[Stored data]
-----

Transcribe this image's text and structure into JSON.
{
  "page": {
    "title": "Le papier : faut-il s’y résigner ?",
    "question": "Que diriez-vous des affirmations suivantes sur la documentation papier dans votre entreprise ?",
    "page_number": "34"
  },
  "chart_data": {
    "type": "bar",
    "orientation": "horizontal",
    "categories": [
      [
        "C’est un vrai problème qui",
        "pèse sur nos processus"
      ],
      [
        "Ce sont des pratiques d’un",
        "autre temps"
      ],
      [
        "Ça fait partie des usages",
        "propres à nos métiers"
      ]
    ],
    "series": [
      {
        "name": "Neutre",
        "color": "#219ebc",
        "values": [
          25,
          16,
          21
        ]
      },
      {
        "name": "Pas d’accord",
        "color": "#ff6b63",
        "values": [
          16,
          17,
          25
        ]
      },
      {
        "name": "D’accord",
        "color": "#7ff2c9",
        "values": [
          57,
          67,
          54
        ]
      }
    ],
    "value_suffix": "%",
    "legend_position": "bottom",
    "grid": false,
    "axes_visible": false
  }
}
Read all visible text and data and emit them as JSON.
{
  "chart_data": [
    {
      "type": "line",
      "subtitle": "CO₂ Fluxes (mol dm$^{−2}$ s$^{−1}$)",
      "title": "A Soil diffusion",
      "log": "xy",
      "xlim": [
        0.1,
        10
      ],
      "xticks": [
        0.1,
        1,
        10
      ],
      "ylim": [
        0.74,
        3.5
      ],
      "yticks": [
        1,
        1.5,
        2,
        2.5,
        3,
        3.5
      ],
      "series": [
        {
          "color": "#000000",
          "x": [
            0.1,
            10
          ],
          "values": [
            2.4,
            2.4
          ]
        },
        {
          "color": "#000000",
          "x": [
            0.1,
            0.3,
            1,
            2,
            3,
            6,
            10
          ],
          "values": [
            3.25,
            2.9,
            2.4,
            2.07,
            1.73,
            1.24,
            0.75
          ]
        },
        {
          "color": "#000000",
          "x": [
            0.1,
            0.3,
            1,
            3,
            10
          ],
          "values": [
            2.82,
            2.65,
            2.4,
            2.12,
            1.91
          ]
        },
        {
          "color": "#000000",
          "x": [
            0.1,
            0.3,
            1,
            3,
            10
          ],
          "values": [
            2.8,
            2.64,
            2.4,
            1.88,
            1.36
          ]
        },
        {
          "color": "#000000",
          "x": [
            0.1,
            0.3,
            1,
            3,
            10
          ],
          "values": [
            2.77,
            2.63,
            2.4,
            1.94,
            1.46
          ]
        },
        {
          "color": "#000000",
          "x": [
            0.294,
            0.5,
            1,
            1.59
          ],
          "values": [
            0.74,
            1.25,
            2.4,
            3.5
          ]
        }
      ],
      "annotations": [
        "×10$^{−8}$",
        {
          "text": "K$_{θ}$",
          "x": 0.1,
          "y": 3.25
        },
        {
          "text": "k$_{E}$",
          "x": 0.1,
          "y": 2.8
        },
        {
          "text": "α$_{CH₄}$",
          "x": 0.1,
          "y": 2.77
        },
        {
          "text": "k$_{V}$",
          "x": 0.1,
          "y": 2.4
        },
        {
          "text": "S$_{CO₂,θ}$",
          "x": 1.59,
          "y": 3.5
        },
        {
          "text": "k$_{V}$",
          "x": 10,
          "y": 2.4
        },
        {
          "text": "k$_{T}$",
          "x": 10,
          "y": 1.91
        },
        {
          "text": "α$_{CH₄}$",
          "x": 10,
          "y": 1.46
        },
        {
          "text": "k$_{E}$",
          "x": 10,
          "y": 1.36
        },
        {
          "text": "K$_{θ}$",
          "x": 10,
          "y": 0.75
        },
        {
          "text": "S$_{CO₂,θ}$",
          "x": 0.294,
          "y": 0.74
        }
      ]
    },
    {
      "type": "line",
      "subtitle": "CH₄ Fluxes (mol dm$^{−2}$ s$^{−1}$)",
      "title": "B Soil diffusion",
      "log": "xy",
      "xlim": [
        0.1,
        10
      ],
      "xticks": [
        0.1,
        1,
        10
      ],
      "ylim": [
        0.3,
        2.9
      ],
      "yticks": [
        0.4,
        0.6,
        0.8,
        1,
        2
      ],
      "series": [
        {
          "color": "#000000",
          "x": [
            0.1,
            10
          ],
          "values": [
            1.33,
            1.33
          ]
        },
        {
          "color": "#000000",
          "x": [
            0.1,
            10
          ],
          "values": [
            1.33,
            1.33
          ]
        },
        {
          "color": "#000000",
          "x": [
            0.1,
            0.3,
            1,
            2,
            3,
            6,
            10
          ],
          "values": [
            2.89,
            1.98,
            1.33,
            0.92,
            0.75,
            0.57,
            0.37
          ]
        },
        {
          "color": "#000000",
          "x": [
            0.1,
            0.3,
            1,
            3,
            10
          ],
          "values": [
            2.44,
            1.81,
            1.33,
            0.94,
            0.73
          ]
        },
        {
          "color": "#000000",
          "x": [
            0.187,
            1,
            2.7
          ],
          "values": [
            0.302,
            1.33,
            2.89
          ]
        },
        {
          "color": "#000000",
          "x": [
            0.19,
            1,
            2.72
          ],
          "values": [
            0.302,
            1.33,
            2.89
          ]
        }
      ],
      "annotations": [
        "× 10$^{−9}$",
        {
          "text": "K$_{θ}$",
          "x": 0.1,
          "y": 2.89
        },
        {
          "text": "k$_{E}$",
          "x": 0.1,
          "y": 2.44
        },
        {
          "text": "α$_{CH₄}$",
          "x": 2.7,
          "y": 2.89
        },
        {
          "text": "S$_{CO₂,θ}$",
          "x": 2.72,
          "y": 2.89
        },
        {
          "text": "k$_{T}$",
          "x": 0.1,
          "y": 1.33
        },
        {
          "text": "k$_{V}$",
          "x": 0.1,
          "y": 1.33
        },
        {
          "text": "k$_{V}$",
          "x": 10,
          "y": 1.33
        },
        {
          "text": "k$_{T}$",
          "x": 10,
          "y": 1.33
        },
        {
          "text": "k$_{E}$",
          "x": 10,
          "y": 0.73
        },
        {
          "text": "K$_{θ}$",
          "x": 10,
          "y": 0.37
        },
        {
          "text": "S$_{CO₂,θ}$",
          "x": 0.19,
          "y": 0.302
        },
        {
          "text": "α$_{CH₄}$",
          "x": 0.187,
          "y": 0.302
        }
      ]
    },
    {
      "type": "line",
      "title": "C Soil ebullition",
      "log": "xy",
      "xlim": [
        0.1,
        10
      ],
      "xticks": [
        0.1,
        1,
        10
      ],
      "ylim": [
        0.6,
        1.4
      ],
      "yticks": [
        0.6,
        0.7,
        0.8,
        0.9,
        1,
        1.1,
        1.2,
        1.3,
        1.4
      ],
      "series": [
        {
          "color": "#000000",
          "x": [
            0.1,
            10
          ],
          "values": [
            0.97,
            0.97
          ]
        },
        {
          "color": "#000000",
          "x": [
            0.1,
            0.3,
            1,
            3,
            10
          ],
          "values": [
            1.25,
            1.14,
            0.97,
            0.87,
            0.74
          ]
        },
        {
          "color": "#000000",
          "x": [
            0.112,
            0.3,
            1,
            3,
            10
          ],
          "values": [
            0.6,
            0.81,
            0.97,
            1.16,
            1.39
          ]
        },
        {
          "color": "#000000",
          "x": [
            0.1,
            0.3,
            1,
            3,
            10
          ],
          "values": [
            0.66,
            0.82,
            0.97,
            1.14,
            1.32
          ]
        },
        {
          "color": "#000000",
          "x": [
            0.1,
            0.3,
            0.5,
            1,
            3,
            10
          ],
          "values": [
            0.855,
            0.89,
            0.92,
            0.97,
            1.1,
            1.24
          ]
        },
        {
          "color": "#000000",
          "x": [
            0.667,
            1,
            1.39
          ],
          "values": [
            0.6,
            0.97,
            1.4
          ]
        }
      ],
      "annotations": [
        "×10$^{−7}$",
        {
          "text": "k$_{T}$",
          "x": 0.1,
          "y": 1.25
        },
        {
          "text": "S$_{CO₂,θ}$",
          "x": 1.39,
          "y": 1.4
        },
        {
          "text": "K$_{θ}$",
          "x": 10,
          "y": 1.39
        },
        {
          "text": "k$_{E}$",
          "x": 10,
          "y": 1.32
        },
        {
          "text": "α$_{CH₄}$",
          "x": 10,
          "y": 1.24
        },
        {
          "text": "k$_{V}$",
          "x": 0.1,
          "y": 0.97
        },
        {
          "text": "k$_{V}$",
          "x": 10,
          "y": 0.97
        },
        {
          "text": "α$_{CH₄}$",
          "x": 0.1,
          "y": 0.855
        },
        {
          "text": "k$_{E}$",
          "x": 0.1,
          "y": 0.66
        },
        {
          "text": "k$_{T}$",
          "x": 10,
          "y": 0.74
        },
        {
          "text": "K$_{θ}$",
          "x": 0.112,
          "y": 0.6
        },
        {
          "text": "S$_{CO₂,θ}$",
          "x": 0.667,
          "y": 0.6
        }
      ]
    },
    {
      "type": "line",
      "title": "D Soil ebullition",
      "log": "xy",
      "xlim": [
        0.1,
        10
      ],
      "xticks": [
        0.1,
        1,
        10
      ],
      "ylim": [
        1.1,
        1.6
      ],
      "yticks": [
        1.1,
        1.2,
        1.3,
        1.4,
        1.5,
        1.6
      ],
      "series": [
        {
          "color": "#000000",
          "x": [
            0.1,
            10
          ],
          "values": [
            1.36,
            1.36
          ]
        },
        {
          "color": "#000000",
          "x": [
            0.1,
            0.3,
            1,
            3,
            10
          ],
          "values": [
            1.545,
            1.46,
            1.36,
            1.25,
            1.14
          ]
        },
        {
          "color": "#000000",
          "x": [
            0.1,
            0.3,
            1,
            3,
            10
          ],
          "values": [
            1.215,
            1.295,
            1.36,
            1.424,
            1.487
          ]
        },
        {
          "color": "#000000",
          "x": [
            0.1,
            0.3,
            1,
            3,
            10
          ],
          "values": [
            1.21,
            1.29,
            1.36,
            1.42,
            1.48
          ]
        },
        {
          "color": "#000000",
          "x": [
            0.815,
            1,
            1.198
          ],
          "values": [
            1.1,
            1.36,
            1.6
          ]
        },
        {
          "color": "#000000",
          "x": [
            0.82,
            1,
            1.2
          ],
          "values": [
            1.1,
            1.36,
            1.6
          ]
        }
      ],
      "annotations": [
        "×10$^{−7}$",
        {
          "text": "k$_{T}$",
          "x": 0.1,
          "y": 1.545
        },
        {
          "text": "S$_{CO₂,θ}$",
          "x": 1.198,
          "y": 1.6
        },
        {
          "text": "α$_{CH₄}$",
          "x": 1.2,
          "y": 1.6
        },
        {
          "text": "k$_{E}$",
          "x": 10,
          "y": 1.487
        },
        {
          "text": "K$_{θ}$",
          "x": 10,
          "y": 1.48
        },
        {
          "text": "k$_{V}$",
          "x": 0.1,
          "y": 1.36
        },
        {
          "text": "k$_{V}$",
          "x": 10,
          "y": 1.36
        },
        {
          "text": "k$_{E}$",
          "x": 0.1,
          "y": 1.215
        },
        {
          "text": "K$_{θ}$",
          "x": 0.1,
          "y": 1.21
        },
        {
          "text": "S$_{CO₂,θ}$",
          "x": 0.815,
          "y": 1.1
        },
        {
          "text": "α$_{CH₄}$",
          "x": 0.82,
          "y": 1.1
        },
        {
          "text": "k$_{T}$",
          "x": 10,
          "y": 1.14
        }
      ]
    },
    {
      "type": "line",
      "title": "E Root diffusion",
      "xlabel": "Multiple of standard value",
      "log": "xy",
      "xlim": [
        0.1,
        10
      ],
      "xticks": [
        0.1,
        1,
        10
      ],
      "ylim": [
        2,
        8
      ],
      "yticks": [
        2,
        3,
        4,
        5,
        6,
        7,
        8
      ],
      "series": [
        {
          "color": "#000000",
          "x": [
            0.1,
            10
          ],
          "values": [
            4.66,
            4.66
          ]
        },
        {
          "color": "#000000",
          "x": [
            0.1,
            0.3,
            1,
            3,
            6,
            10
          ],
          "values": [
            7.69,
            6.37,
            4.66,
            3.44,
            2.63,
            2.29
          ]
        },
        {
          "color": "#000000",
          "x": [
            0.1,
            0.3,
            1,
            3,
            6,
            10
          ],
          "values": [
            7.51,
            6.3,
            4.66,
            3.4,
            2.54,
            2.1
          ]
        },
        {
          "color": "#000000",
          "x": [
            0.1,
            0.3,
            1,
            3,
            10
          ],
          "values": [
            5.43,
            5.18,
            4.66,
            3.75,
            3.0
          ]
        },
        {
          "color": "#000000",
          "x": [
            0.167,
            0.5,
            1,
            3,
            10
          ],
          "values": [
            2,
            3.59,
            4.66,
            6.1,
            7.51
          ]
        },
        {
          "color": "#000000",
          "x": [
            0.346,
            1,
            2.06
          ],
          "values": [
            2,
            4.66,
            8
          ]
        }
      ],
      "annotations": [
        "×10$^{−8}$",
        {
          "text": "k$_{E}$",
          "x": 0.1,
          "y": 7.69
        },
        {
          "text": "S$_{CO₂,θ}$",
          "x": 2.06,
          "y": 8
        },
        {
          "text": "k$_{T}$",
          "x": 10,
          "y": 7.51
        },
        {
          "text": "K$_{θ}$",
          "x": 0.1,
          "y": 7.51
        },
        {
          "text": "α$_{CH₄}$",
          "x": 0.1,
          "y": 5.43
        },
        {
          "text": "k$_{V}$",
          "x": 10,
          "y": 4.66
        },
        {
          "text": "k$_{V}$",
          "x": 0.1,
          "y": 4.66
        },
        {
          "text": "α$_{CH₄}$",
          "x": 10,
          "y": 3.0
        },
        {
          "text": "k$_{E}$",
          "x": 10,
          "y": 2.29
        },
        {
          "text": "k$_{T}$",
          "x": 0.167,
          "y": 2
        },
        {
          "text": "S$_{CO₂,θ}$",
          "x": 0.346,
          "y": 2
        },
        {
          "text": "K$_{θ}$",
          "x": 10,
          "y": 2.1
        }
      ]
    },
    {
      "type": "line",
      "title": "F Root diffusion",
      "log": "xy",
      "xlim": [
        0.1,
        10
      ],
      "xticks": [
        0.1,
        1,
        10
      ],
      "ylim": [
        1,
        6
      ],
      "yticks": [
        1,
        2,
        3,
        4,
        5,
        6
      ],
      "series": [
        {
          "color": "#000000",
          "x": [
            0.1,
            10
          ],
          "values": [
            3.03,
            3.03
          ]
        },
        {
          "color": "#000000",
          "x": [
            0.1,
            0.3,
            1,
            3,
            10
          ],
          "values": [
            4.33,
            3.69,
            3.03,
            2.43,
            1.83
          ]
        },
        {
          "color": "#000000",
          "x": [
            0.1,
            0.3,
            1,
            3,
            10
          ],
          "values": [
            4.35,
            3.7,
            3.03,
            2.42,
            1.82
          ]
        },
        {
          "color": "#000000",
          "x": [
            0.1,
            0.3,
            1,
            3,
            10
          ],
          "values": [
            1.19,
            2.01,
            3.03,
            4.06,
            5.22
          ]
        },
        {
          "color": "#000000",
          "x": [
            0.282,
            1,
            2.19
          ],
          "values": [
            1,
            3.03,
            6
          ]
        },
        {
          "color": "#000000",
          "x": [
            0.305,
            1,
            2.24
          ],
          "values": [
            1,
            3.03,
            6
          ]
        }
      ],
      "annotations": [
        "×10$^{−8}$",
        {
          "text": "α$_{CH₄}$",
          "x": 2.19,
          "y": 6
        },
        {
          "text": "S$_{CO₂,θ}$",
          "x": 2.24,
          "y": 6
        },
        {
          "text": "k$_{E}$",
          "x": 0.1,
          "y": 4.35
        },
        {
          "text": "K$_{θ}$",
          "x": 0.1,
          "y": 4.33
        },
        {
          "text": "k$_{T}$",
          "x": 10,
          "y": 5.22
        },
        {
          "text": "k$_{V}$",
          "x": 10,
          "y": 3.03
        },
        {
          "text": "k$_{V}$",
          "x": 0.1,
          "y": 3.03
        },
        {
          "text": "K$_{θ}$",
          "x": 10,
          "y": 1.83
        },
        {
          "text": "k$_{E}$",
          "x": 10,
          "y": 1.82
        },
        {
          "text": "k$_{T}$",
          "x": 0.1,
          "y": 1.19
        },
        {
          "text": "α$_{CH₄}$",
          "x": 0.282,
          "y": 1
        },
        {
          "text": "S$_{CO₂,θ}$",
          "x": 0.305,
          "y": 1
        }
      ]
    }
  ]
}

-----

## Exercise
Filter the entries down to the lines containing "name". Copy each of those lines.

## Finished exercise
        "name": "Neutre",
        "name": "Pas d’accord",
        "name": "D’accord",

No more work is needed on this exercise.